Text section.
^^^^

Part:BBa_K3900053:Design

pBad:Trz:dTer:ssTNT.R3:araBAD:PrompC:GFP:T1

Design of the signaling cascade

We chose to make the signaling cascade inducible to be able to compare the output of the cascade before and after expression. This also reduces stress during early growth phases. We chose the L-arabinose inducible pBAD promotor system, consisting of AraC, the regulator of the arabinose operon and the AraBAD promotor, which is regulated by AraC activity. After induction with L-arabinose, the promotor has a low to medium activity, reducing stress and formation of inclusion bodies. The AraBAD promotor controls the expression of the synthetic membrane-bound Trz receptor and the ssTNT receptor [1]. The sequence of the TNT receptor was modified to be cut out by HindIII to simplify exchange with our computationally designed receptors. However, the TNT receptor was missing a periplasmic localization peptide and was therefore not exported into the periplasmic space after expression, thus could not activate the signaling cascade. The OmpR-inducible OmpC promotor regulates the expression of the GFP, that marks the ending of the signaling cascade. OmpR occurs natively in E. coli and is therefore not required to be expressed by separately [2]. Since OmpC is activated by osmotic stress, it is important to adjust the concentrations of additives. In our experiments we used 0.2% (w/v; 0.013 M) arabinose for induction of expression without significant induction by changes in osmolarity.

References

1. Looger, L. L., Dwyer, M. A., Smith, J. J. & Hellinga, H. W. Computational design of receptor and sensor proteins with novel functions. Nature 423, 185–190 (2003).
2. https://www.uniprot.org/uniprot/P0AA16.

^^^^

Records shown.
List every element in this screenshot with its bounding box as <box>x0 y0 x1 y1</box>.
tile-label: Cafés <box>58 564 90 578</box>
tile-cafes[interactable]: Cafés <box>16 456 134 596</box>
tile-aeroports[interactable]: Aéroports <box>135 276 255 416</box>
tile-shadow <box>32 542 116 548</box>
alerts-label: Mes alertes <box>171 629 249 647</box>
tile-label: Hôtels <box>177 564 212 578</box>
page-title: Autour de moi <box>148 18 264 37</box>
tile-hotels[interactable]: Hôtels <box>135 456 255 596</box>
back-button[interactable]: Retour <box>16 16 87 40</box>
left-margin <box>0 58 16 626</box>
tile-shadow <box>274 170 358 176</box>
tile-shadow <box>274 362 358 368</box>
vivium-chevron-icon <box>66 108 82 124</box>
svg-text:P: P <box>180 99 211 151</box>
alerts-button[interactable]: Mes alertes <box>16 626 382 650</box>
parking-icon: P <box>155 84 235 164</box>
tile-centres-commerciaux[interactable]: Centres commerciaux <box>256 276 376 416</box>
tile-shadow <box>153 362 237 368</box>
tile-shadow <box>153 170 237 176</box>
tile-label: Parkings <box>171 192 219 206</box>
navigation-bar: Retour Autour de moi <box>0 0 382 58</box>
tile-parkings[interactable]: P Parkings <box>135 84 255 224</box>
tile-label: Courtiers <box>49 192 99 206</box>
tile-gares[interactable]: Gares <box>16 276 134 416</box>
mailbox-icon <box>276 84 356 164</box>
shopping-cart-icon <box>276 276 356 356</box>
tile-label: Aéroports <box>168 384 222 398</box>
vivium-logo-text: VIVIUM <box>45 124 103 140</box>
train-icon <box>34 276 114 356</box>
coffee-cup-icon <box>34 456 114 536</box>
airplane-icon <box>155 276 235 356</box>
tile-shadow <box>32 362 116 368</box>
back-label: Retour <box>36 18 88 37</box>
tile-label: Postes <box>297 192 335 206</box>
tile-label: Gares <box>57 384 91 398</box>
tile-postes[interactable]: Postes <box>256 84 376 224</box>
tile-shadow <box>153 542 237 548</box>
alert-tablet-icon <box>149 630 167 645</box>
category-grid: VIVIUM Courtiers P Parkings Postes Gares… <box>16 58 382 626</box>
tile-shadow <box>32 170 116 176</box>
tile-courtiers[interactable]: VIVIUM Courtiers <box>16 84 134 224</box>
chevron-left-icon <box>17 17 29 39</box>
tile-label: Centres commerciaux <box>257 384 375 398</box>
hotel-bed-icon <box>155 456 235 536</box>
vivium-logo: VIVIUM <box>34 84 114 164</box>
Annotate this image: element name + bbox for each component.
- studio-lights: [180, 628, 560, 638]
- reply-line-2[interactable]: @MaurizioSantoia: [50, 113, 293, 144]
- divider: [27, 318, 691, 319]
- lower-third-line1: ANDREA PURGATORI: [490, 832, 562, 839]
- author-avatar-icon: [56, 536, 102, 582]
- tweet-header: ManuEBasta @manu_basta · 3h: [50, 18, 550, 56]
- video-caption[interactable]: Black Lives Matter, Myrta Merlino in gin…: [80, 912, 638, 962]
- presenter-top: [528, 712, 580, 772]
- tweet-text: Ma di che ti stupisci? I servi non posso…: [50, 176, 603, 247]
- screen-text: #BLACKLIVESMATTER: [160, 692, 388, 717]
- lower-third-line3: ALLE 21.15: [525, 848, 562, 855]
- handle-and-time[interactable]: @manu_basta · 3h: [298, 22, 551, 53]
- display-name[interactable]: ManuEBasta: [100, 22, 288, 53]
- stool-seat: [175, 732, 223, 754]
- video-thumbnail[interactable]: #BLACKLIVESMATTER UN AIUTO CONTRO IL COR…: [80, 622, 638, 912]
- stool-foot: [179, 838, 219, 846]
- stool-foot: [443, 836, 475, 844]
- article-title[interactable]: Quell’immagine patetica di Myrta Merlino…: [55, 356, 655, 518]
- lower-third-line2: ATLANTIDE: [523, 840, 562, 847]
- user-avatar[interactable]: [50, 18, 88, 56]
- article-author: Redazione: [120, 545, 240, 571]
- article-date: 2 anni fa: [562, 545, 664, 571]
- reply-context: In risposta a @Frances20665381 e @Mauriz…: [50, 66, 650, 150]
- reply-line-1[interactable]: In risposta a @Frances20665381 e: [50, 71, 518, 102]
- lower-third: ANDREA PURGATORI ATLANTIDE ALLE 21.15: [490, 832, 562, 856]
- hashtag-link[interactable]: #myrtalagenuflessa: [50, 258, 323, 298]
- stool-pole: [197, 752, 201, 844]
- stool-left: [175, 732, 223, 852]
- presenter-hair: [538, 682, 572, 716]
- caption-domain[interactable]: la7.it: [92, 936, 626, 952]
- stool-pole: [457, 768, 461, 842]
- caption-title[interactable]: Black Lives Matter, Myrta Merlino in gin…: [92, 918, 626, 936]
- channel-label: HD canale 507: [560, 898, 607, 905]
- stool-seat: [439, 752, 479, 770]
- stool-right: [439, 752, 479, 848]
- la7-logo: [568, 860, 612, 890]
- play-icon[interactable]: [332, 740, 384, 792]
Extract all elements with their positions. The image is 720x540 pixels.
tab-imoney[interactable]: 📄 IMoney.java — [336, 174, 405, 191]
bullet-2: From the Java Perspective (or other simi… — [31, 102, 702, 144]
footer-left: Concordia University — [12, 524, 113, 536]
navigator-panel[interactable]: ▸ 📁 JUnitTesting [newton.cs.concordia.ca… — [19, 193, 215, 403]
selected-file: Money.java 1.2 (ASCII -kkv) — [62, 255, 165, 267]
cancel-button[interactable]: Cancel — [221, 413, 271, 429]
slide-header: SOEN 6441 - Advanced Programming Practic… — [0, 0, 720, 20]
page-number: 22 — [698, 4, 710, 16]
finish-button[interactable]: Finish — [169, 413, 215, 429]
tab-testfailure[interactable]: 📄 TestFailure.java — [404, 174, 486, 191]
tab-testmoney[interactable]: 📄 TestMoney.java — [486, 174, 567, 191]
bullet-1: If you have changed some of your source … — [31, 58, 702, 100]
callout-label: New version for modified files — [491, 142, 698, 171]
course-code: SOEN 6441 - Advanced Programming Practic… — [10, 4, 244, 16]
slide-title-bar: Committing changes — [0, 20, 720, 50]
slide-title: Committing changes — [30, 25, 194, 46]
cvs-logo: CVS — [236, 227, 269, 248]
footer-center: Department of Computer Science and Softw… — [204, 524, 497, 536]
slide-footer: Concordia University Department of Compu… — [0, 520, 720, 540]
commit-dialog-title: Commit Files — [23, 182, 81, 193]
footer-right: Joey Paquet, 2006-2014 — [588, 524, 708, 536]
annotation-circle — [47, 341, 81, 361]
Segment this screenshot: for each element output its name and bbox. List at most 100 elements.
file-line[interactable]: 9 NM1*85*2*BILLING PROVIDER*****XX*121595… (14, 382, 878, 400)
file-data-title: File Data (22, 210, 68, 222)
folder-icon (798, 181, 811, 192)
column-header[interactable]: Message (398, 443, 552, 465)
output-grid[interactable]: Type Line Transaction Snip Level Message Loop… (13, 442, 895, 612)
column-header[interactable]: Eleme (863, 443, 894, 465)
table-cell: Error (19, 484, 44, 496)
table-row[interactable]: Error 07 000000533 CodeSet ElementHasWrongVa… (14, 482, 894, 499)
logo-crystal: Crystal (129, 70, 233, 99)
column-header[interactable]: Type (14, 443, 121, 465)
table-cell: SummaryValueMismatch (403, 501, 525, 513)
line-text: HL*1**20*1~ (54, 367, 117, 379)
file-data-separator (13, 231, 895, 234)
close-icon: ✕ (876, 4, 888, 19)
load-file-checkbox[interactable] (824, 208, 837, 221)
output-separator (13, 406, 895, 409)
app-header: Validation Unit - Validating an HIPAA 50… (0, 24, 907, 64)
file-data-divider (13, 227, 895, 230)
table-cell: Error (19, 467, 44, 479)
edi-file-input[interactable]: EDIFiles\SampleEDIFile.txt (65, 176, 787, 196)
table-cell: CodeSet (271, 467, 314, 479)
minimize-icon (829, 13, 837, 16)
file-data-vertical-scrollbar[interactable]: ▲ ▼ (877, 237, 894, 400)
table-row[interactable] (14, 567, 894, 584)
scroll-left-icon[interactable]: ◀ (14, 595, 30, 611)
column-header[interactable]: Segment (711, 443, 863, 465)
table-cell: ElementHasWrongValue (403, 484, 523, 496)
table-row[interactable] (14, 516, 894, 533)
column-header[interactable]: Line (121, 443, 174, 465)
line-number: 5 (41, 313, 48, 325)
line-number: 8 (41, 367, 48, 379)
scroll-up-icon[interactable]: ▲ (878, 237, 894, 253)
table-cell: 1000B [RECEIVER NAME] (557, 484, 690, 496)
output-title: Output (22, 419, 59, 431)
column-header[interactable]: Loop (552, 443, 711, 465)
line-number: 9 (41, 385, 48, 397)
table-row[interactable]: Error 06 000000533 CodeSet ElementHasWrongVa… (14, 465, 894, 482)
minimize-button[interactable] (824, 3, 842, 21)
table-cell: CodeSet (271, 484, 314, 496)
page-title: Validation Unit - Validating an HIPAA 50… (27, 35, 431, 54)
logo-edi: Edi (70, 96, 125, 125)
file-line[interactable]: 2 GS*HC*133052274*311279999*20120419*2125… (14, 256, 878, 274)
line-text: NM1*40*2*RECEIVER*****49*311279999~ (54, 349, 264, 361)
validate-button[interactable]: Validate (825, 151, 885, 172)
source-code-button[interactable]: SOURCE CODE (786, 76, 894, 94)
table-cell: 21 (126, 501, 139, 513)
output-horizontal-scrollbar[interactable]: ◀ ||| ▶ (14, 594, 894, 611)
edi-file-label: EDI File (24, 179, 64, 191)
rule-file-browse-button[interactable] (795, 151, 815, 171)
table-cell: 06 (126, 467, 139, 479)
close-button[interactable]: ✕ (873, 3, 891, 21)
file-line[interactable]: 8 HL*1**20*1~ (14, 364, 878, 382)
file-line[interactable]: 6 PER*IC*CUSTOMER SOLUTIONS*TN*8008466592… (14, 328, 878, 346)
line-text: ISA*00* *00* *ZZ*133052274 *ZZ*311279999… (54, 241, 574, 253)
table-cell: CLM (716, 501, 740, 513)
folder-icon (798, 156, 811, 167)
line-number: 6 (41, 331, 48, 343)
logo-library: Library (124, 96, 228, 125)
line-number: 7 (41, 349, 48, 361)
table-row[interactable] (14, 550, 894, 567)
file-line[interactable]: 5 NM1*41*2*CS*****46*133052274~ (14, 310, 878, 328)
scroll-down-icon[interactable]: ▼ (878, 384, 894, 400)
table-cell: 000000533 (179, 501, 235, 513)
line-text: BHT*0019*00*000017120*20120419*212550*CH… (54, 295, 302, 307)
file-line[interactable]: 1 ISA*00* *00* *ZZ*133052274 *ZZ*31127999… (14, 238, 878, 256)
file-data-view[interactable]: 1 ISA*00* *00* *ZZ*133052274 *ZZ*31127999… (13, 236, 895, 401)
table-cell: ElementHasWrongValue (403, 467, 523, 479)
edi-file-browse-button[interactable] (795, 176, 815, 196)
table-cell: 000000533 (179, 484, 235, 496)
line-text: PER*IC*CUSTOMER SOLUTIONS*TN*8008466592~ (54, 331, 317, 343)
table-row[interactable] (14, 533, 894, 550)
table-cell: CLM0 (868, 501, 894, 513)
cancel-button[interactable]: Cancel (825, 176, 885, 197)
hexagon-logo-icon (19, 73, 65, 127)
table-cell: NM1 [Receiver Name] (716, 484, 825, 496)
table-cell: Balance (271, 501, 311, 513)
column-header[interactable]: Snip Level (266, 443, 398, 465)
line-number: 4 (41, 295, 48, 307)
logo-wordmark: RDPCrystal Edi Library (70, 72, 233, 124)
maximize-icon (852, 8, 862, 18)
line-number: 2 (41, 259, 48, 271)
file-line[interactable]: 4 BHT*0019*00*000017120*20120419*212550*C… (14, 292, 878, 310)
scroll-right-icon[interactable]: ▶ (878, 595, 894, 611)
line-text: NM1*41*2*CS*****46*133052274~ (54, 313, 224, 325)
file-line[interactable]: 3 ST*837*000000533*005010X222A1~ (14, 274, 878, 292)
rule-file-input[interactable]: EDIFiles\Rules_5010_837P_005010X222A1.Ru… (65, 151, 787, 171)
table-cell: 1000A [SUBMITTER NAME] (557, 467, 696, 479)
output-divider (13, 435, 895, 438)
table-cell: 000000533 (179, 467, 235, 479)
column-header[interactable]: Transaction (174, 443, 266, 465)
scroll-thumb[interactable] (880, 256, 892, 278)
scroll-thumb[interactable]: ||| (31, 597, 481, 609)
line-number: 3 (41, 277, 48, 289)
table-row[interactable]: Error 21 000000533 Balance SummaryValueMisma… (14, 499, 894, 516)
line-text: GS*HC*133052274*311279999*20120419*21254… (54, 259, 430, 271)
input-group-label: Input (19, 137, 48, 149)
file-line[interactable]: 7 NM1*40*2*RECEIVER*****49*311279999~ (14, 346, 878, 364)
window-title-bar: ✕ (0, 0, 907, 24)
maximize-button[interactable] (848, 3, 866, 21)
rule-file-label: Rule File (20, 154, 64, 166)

^^^^

Task requirements.
• a. Answer these questions from the signaling cascade design text, marking each answer (i), (ii) or (iii) on its own line:
(i) Which promoter controls expression of the Trz receptor and the ssTNT receptor?
(ii) What was the TNT receptor missing?
(iii) What concentration of arabinose was used for induction?
• b. Say whether each statement agrees with the signaling cascade design text. Answer yes or no and quote the words that decide it.
(i) The TNT receptor sequence was changed so that HindIII could cut it out.
(ii) OmpR has to be expressed separately in E. coli.
(iii) After induction with L-arabinose, the promoter has high activity.
• c. List every component in the colon-separated line beginning "pBad:Trz" in the signaling cascade design text.

Results of the exercise.
• a.
(i) The AraBAD promoter.
(ii) A periplasmic localization peptide.
(iii) 0.2% (w/v; 0.013 M).

• b.
(i) Yes: "The sequence of the TNT receptor was modified to be cut out by HindIII"
(ii) No: "OmpR occurs natively in E. coli"
(iii) No: "the promotor has a low to medium activity"

• c.
pBad
Trz
dTer
ssTNT.R3
araBAD
PrompC
GFP
T1